_Description of the task_
Read the listing and extract each line that includes the word "ylabel".

## start Exercise data

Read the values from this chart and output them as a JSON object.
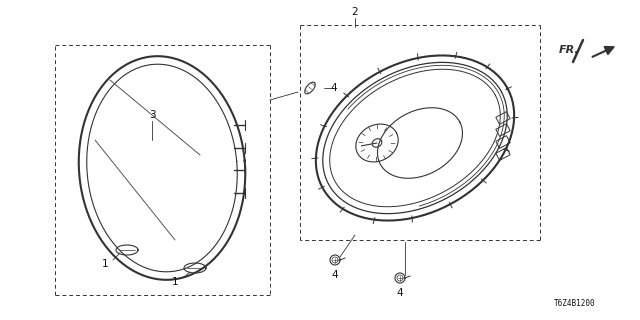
{
  "bg_color": "#ffffff",
  "line_color": "#333333",
  "label_color": "#111111",
  "fig_w": 6.4,
  "fig_h": 3.2,
  "dpi": 100,
  "fr_text": "FR.",
  "diagram_id": "T6Z4B1200",
  "font_size_label": 7.5,
  "font_size_id": 5.5
}
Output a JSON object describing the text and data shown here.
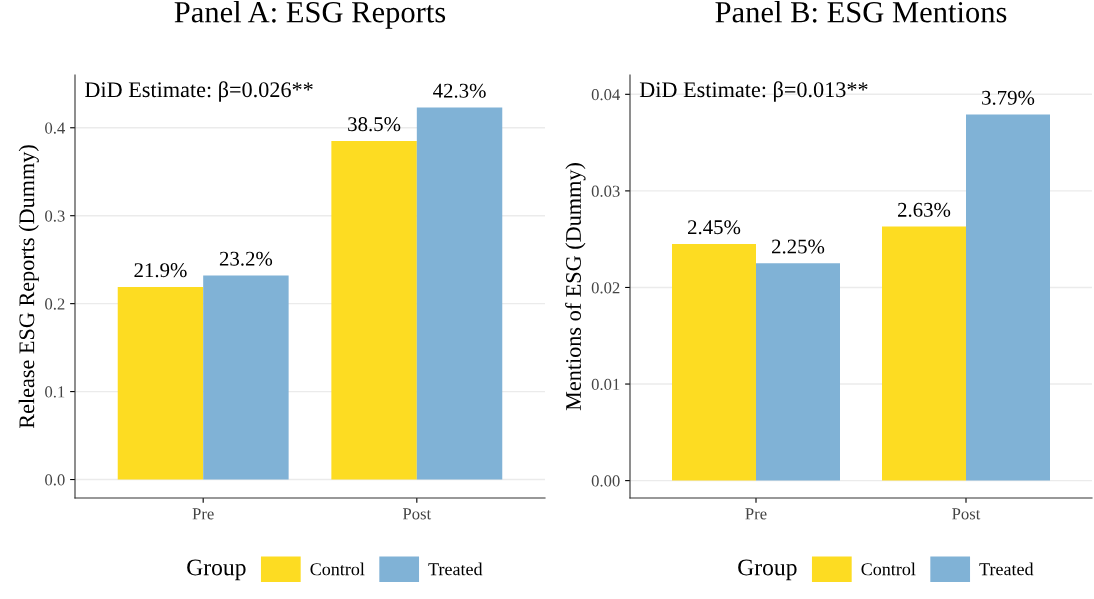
{
  "chart_data": [
    {
      "type": "bar",
      "title": "Panel A: ESG Reports",
      "ylabel": "Release ESG Reports (Dummy)",
      "legend_title": "Group",
      "annotations": [
        "DiD Estimate: β=0.026**"
      ],
      "categories": [
        "Pre",
        "Post"
      ],
      "series": [
        {
          "name": "Control",
          "color": "#fddc22",
          "values": [
            0.219,
            0.385
          ],
          "value_labels": [
            "21.9%",
            "38.5%"
          ]
        },
        {
          "name": "Treated",
          "color": "#80b2d6",
          "values": [
            0.232,
            0.423
          ],
          "value_labels": [
            "23.2%",
            "42.3%"
          ]
        }
      ],
      "ylim": [
        -0.021,
        0.46
      ],
      "yticks": [
        {
          "value": 0,
          "label": "0.0"
        },
        0.1,
        0.2,
        0.3,
        0.4
      ],
      "grid": "y",
      "legend": "bottom"
    },
    {
      "type": "bar",
      "title": "Panel B: ESG Mentions",
      "ylabel": "Mentions of ESG (Dummy)",
      "legend_title": "Group",
      "annotations": [
        "DiD Estimate: β=0.013**"
      ],
      "categories": [
        "Pre",
        "Post"
      ],
      "series": [
        {
          "name": "Control",
          "color": "#fddc22",
          "values": [
            0.0245,
            0.0263
          ],
          "value_labels": [
            "2.45%",
            "2.63%"
          ]
        },
        {
          "name": "Treated",
          "color": "#80b2d6",
          "values": [
            0.0225,
            0.0379
          ],
          "value_labels": [
            "2.25%",
            "3.79%"
          ]
        }
      ],
      "ylim": [
        -0.0018,
        0.042
      ],
      "yticks": [
        {
          "value": 0,
          "label": "0.00"
        },
        {
          "value": 0.01,
          "label": "0.01"
        },
        {
          "value": 0.02,
          "label": "0.02"
        },
        {
          "value": 0.03,
          "label": "0.03"
        },
        {
          "value": 0.04,
          "label": "0.04"
        }
      ],
      "grid": "y",
      "legend": "bottom"
    }
  ]
}
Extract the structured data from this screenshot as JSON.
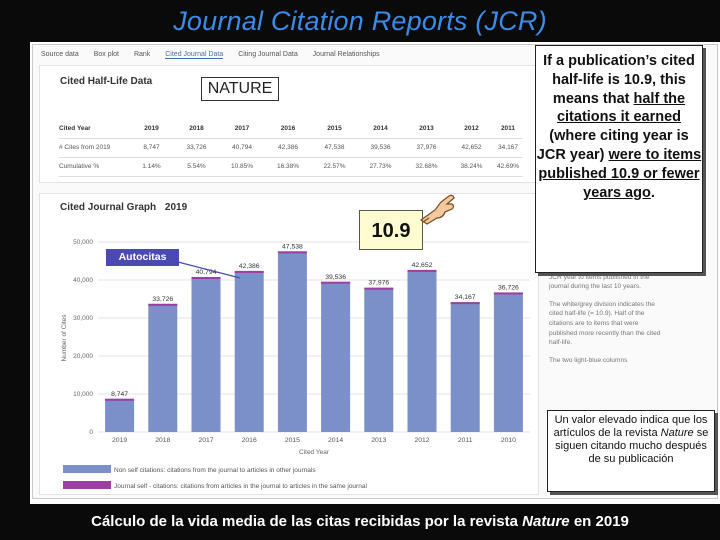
{
  "title": "Journal Citation Reports (JCR)",
  "tabs": [
    "Source data",
    "Box plot",
    "Rank",
    "Cited Journal Data",
    "Citing Journal Data",
    "Journal Relationships"
  ],
  "active_tab": "Cited Journal Data",
  "half_life": {
    "title": "Cited Half-Life Data",
    "journal": "NATURE",
    "columns": [
      "Cited Year",
      "2019",
      "2018",
      "2017",
      "2016",
      "2015",
      "2014",
      "2013",
      "2012",
      "2011"
    ],
    "rows": [
      {
        "label": "# Cites from 2019",
        "cells": [
          "8,747",
          "33,726",
          "40,794",
          "42,386",
          "47,538",
          "39,536",
          "37,976",
          "42,652",
          "34,167"
        ]
      },
      {
        "label": "Cumulative %",
        "cells": [
          "1.14%",
          "5.54%",
          "10.85%",
          "16.38%",
          "22.57%",
          "27.73%",
          "32.68%",
          "38.24%",
          "42.69%"
        ]
      }
    ]
  },
  "graph": {
    "title": "Cited Journal Graph",
    "year": "2019"
  },
  "legend": {
    "non_self": "Non self citations: citations from the journal to articles in other journals",
    "self": "Journal self - citations: citations from articles in the journal to articles in the same journal",
    "non_self_color": "#7b8fc9",
    "self_color": "#9b3fa0"
  },
  "chart_data": {
    "type": "bar",
    "categories": [
      "2019",
      "2018",
      "2017",
      "2016",
      "2015",
      "2014",
      "2013",
      "2012",
      "2011",
      "2010"
    ],
    "series": [
      {
        "values": [
          8747,
          33726,
          40794,
          42386,
          47538,
          39536,
          37976,
          42652,
          34167,
          36726
        ]
      }
    ],
    "data_labels": [
      "8,747",
      "33,726",
      "40,794",
      "42,386",
      "47,538",
      "39,536",
      "37,976",
      "42,652",
      "34,167",
      "36,726"
    ],
    "title": "",
    "xlabel": "Cited Year",
    "ylabel": "Number of Cites",
    "ylim": [
      0,
      50000
    ],
    "yticks": [
      "0",
      "10,000",
      "20,000",
      "30,000",
      "40,000",
      "50,000"
    ],
    "grid": true
  },
  "sidebar_text": [
    "citation published in journals during the JCR year to items published in the journal during the last 10 years.",
    "The white/grey division indicates the cited half-life (= 10.9). Half of the citations are to items that were published more recently than the cited half-life.",
    "The two light-blue columns"
  ],
  "annotations": {
    "value_box": "10.9",
    "autocitas": "Autocitas",
    "callout_main": {
      "part1": "If a publication’s cited half-life is 10.9, this means that ",
      "part2": "half the citations it earned",
      "part3": " (where citing year is JCR year) ",
      "part4": "were to items published 10.9 or fewer years ago",
      "part5": "."
    },
    "callout_small": {
      "part1": "Un valor elevado indica que los artículos de la revista ",
      "italic": "Nature",
      "part2": " se siguen citando mucho después de su publicación"
    }
  },
  "caption": {
    "part1": "Cálculo de la vida media de las citas recibidas por la revista ",
    "italic": "Nature",
    "part2": " en 2019"
  },
  "colors": {
    "title": "#3b8ce8",
    "bar": "#7b8fc9",
    "bar_top": "#9b3fa0",
    "callout_label": "#4a4ab0"
  }
}
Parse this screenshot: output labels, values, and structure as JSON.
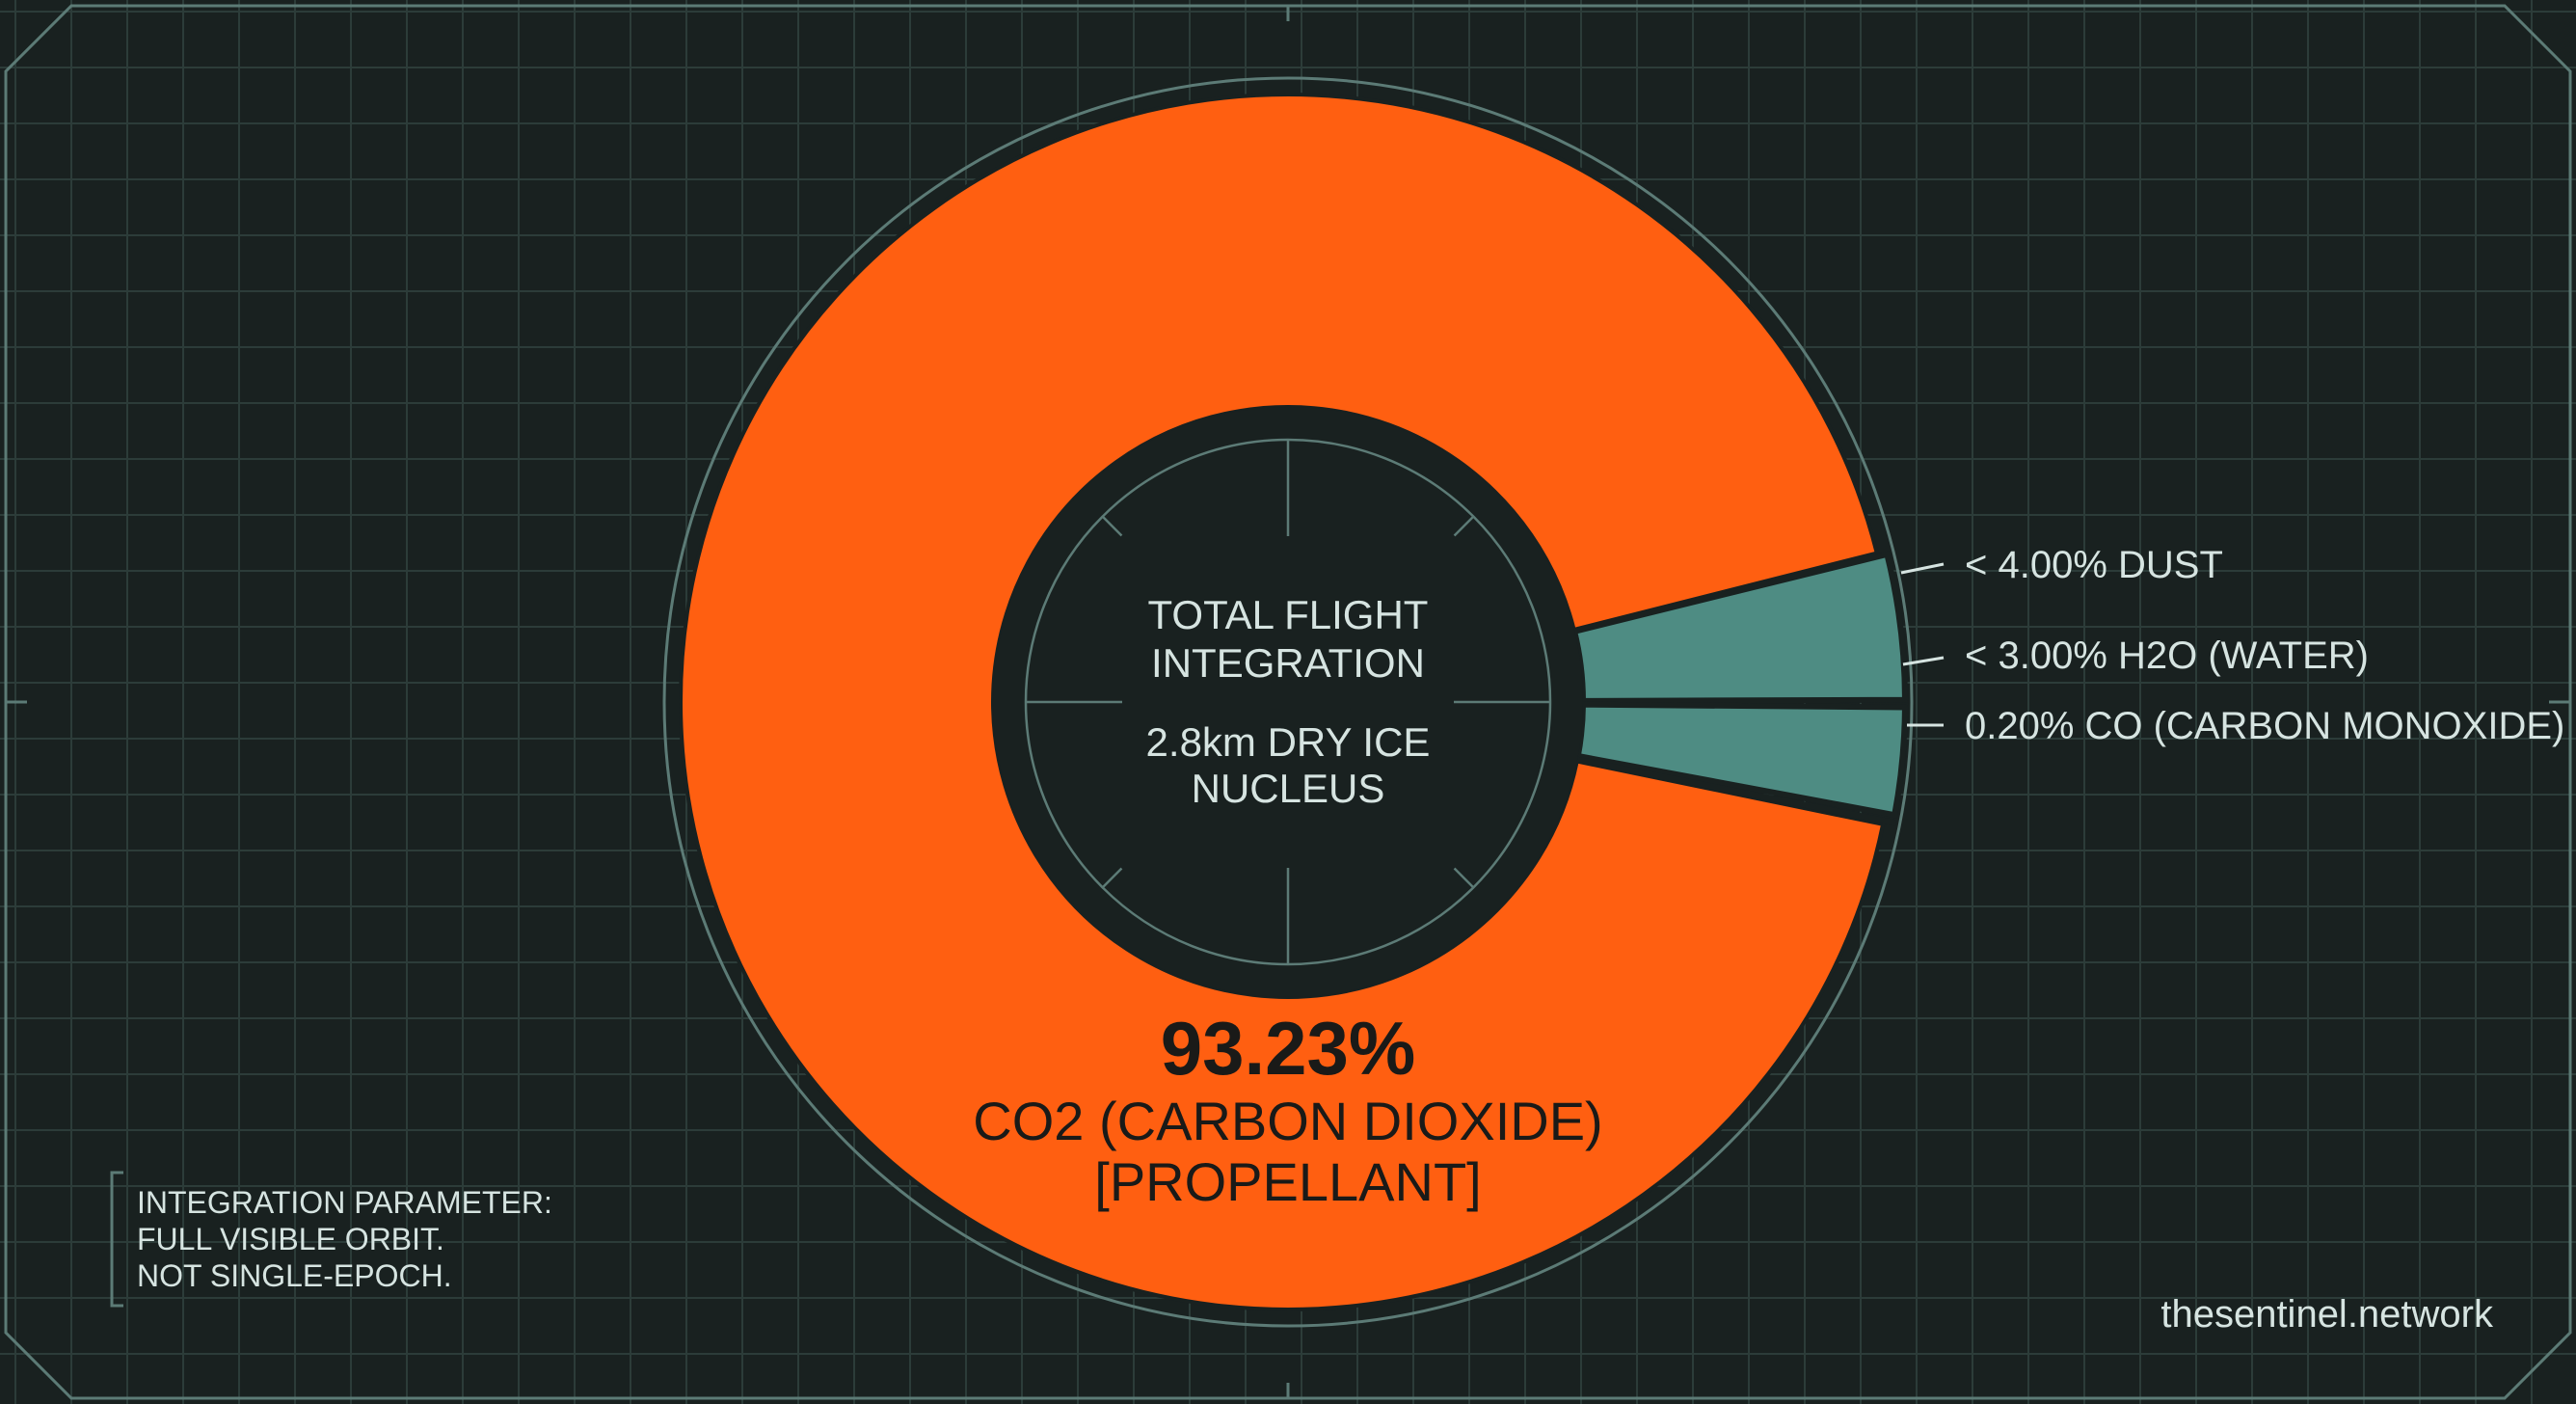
{
  "chart_data": {
    "type": "pie",
    "style": "donut",
    "center_label": {
      "line1": "TOTAL FLIGHT",
      "line2": "INTEGRATION",
      "line3": "2.8km DRY ICE",
      "line4": "NUCLEUS"
    },
    "slices": [
      {
        "value_label": "93.23%",
        "name": "CO2 (CARBON DIOXIDE)",
        "tag": "[PROPELLANT]",
        "value": 93.23,
        "color": "#FF5F11"
      },
      {
        "label": "< 4.00% DUST",
        "value": 4.0,
        "color": "#4E8C83"
      },
      {
        "label": "< 3.00% H2O (WATER)",
        "value": 3.0,
        "color": "#4E8C83"
      },
      {
        "label": "0.20% CO (CARBON MONOXIDE)",
        "value": 0.2,
        "color": "#4E8C83"
      }
    ],
    "colors": {
      "background": "#192120",
      "grid": "#2C3C39",
      "frame": "#5C7B76",
      "text": "#D6E4E1",
      "dark_text": "#1A1A18"
    }
  },
  "note": {
    "line1": "INTEGRATION PARAMETER:",
    "line2": "FULL VISIBLE ORBIT.",
    "line3": "NOT SINGLE-EPOCH."
  },
  "footer": {
    "site": "thesentinel.network"
  }
}
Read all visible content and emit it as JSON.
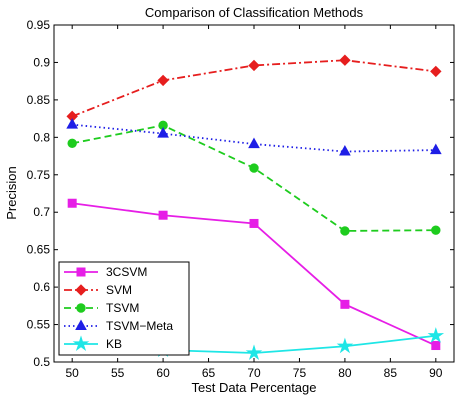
{
  "chart_data": {
    "type": "line",
    "title": "Comparison of Classification Methods",
    "xlabel": "Test Data Percentage",
    "ylabel": "Precision",
    "xlim": [
      48,
      92
    ],
    "ylim": [
      0.5,
      0.95
    ],
    "xticks": [
      50,
      55,
      60,
      65,
      70,
      75,
      80,
      85,
      90
    ],
    "yticks": [
      0.5,
      0.55,
      0.6,
      0.65,
      0.7,
      0.75,
      0.8,
      0.85,
      0.9,
      0.95
    ],
    "xtick_labels": [
      "50",
      "55",
      "60",
      "65",
      "70",
      "75",
      "80",
      "85",
      "90"
    ],
    "ytick_labels": [
      "0.5",
      "0.55",
      "0.6",
      "0.65",
      "0.7",
      "0.75",
      "0.8",
      "0.85",
      "0.9",
      "0.95"
    ],
    "legend_position": "bottom-left",
    "grid": false,
    "x": [
      50,
      60,
      70,
      80,
      90
    ],
    "series": [
      {
        "name": "3CSVM",
        "values": [
          0.712,
          0.696,
          0.685,
          0.577,
          0.522
        ],
        "color": "#e61ee6",
        "dash": "solid",
        "marker": "square"
      },
      {
        "name": "SVM",
        "values": [
          0.828,
          0.876,
          0.896,
          0.903,
          0.888
        ],
        "color": "#e61e1e",
        "dash": "dashdot",
        "marker": "diamond"
      },
      {
        "name": "TSVM",
        "values": [
          0.792,
          0.816,
          0.759,
          0.675,
          0.676
        ],
        "color": "#1ecc1e",
        "dash": "dashed",
        "marker": "circle"
      },
      {
        "name": "TSVM−Meta",
        "values": [
          0.817,
          0.805,
          0.791,
          0.781,
          0.783
        ],
        "color": "#1e1ee6",
        "dash": "dotted",
        "marker": "triangle"
      },
      {
        "name": "KB",
        "values": [
          0.523,
          0.516,
          0.512,
          0.521,
          0.535
        ],
        "color": "#1ee6e6",
        "dash": "solid",
        "marker": "star"
      }
    ]
  }
}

## end Exercise data

_Written reply_
      "ylabel": "Release ESG Reports (Dummy)",
      "ylabel": "Mentions of ESG (Dummy)",
    "ylabel": "Number of Cites",
    "ylabel": "Precision",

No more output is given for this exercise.